Directions: Every record below should be printed exactly as it appears.

Record list:

--- start ---

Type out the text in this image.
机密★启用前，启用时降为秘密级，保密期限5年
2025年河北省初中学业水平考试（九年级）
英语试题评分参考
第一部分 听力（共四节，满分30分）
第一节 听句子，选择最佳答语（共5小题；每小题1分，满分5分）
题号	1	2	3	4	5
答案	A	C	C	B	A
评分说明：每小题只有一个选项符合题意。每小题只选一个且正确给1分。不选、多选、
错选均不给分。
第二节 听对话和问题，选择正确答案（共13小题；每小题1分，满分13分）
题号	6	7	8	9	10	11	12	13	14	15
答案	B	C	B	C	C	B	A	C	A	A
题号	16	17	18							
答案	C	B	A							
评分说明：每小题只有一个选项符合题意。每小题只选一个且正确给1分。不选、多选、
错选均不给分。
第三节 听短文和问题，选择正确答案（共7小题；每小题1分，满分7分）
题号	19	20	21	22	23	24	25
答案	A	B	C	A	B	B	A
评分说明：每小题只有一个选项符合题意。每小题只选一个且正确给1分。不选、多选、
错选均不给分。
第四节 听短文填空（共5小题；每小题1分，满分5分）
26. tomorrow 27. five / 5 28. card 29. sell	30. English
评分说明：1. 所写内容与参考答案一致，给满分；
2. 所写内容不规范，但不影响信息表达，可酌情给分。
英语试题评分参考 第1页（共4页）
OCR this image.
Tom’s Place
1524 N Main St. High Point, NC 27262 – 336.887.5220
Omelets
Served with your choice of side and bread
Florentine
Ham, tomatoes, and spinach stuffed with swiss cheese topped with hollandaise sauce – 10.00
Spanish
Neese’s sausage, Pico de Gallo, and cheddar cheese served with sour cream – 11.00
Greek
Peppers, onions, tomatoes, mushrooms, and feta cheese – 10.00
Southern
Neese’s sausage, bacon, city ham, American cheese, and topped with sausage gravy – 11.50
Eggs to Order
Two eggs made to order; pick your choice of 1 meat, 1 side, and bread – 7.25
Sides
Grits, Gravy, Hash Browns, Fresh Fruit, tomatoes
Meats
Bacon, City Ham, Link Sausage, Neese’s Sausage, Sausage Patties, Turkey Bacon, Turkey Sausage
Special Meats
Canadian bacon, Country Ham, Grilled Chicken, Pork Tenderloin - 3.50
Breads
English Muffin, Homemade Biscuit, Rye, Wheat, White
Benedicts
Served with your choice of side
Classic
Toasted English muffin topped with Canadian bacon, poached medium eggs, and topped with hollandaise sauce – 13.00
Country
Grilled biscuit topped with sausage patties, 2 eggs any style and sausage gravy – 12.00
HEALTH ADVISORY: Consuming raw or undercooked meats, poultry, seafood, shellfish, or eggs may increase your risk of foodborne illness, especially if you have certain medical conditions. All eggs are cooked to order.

--- end ---

The result:
Type out the text in this image.
机密★启用前，启用时降为秘密级，保密期限5年
2025年河北省初中学业水平考试（九年级）
英语试题评分参考
第一部分 听力（共四节，满分30分）
第一节 听句子，选择最佳答语（共5小题；每小题1分，满分5分）
题号	1	2	3	4	5
答案	A	C	C	B	A
评分说明：每小题只有一个选项符合题意。每小题只选一个且正确给1分。不选、多选、
错选均不给分。
第二节 听对话和问题，选择正确答案（共13小题；每小题1分，满分13分）
题号	6	7	8	9	10	11	12	13	14	15
答案	B	C	B	C	C	B	A	C	A	A
题号	16	17	18							
答案	C	B	A							
评分说明：每小题只有一个选项符合题意。每小题只选一个且正确给1分。不选、多选、
错选均不给分。
第三节 听短文和问题，选择正确答案（共7小题；每小题1分，满分7分）
题号	19	20	21	22	23	24	25
答案	A	B	C	A	B	B	A
评分说明：每小题只有一个选项符合题意。每小题只选一个且正确给1分。不选、多选、
错选均不给分。
第四节 听短文填空（共5小题；每小题1分，满分5分）
26. tomorrow 27. five / 5 28. card 29. sell	30. English
评分说明：1. 所写内容与参考答案一致，给满分；
2. 所写内容不规范，但不影响信息表达，可酌情给分。
英语试题评分参考 第1页（共4页）
OCR this image.
Tom’s Place
1524 N Main St. High Point, NC 27262 – 336.887.5220
Omelets
Served with your choice of side and bread
Florentine
Ham, tomatoes, and spinach stuffed with swiss cheese topped with hollandaise sauce – 10.00
Spanish
Neese’s sausage, Pico de Gallo, and cheddar cheese served with sour cream – 11.00
Greek
Peppers, onions, tomatoes, mushrooms, and feta cheese – 10.00
Southern
Neese’s sausage, bacon, city ham, American cheese, and topped with sausage gravy – 11.50
Eggs to Order
Two eggs made to order; pick your choice of 1 meat, 1 side, and bread – 7.25
Sides
Grits, Gravy, Hash Browns, Fresh Fruit, tomatoes
Meats
Bacon, City Ham, Link Sausage, Neese’s Sausage, Sausage Patties, Turkey Bacon, Turkey Sausage
Special Meats
Canadian bacon, Country Ham, Grilled Chicken, Pork Tenderloin - 3.50
Breads
English Muffin, Homemade Biscuit, Rye, Wheat, White
Benedicts
Served with your choice of side
Classic
Toasted English muffin topped with Canadian bacon, poached medium eggs, and topped with hollandaise sauce – 13.00
Country
Grilled biscuit topped with sausage patties, 2 eggs any style and sausage gravy – 12.00
HEALTH ADVISORY: Consuming raw or undercooked meats, poultry, seafood, shellfish, or eggs may increase your risk of foodborne illness, especially if you have certain medical conditions. All eggs are cooked to order.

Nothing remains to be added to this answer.